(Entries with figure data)
BEGIN
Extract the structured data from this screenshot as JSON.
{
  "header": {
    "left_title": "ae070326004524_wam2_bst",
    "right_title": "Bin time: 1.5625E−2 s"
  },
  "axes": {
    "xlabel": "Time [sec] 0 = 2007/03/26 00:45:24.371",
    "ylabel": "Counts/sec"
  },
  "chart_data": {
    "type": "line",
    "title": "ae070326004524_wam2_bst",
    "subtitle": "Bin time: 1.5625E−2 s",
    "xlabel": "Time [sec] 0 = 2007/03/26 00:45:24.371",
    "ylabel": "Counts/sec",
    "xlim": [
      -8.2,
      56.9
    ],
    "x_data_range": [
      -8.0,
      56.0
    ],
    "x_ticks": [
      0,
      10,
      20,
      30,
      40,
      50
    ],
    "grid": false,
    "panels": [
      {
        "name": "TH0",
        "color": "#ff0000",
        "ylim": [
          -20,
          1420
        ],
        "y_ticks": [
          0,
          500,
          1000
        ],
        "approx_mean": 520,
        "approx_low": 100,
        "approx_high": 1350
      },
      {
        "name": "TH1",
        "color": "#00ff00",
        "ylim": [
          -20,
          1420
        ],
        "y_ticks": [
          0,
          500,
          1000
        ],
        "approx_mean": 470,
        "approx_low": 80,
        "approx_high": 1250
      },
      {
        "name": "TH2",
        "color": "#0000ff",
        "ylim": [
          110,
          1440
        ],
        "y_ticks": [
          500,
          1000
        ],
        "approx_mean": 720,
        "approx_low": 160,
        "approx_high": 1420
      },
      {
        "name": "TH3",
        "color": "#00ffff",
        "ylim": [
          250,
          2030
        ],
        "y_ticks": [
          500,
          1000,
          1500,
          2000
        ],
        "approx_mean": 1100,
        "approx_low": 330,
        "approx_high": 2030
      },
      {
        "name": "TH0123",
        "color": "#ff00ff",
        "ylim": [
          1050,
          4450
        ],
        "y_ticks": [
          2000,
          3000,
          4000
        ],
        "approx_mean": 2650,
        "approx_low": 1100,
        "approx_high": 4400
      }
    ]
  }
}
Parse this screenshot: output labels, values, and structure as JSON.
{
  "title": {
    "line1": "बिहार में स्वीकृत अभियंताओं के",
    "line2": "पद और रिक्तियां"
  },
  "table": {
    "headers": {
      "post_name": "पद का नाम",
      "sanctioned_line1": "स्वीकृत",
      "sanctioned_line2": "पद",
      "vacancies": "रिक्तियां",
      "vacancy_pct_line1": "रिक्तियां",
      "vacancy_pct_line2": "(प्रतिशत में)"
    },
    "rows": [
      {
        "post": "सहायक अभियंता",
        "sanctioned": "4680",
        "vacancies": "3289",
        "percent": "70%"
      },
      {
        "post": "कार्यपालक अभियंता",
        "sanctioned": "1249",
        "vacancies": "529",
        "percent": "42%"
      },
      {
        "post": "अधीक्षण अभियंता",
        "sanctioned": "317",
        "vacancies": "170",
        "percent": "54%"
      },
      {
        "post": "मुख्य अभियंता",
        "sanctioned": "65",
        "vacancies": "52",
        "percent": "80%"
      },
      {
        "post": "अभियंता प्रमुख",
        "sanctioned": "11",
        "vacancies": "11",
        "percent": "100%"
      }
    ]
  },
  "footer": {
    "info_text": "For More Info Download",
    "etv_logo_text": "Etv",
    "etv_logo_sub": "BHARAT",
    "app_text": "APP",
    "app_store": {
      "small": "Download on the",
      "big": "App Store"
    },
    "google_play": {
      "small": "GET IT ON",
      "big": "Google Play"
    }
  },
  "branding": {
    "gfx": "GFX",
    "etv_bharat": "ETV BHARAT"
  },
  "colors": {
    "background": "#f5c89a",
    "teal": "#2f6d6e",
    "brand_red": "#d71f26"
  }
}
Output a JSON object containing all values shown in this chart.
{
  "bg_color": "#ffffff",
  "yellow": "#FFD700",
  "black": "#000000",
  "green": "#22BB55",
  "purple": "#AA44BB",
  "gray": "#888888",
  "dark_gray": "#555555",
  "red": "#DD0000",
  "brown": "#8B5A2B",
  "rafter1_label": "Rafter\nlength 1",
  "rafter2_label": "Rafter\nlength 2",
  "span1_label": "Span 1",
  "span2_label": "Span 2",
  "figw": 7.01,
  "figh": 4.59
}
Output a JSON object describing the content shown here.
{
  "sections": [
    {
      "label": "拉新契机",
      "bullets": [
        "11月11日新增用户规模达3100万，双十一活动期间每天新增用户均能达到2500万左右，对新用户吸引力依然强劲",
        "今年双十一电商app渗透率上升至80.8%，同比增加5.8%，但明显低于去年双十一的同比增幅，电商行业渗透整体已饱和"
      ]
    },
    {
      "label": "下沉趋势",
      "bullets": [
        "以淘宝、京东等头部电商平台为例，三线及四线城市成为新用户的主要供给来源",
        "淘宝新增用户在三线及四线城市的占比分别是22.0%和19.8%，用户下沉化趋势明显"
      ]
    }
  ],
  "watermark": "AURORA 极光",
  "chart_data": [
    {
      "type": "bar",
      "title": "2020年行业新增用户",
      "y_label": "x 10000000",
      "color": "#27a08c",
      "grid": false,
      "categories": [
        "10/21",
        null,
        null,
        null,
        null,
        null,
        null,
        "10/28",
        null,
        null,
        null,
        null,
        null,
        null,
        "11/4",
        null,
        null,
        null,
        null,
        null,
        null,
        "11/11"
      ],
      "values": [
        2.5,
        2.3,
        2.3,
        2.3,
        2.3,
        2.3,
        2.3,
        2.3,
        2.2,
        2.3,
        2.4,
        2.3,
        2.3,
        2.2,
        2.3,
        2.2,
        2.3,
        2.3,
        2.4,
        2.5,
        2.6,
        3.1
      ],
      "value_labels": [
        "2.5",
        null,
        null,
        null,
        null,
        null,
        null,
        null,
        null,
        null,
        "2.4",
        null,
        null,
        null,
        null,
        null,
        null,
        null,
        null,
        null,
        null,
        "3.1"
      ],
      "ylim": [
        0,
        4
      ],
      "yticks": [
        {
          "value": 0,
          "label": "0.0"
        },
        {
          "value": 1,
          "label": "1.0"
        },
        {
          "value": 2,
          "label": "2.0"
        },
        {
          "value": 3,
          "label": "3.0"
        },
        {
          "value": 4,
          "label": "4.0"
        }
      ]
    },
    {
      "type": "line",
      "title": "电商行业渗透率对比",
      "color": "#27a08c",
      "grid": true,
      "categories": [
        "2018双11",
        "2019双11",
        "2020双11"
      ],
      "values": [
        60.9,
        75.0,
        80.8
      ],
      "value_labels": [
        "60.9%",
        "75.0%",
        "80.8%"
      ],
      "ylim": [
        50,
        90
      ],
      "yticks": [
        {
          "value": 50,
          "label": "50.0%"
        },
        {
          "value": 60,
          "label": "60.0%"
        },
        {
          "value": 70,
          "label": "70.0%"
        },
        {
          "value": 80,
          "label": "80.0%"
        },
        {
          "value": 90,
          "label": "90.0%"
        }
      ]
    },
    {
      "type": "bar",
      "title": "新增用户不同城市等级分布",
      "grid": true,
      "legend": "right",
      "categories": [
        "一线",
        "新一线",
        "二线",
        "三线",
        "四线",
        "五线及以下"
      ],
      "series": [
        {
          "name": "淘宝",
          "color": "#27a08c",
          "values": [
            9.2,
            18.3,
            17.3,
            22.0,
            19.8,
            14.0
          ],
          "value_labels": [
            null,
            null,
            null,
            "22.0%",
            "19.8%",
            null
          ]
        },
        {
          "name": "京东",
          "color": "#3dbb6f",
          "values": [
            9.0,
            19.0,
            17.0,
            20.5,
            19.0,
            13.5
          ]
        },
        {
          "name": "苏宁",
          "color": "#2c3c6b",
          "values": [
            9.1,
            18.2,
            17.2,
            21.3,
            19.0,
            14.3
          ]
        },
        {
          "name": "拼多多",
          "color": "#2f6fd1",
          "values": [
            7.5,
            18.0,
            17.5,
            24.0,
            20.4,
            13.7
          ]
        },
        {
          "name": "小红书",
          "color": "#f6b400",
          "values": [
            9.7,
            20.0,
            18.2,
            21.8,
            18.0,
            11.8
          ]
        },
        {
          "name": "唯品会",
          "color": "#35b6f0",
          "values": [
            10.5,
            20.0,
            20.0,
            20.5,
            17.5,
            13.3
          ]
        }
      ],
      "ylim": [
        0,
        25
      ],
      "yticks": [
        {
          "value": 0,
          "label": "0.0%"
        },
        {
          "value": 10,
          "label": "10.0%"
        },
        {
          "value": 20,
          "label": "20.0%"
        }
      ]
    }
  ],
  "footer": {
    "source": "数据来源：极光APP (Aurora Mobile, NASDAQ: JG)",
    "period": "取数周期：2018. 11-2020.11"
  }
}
END
* _Goal_
Using the listing above, work out how many of its lines include "JSON", and give only the result.

* _Answer_
4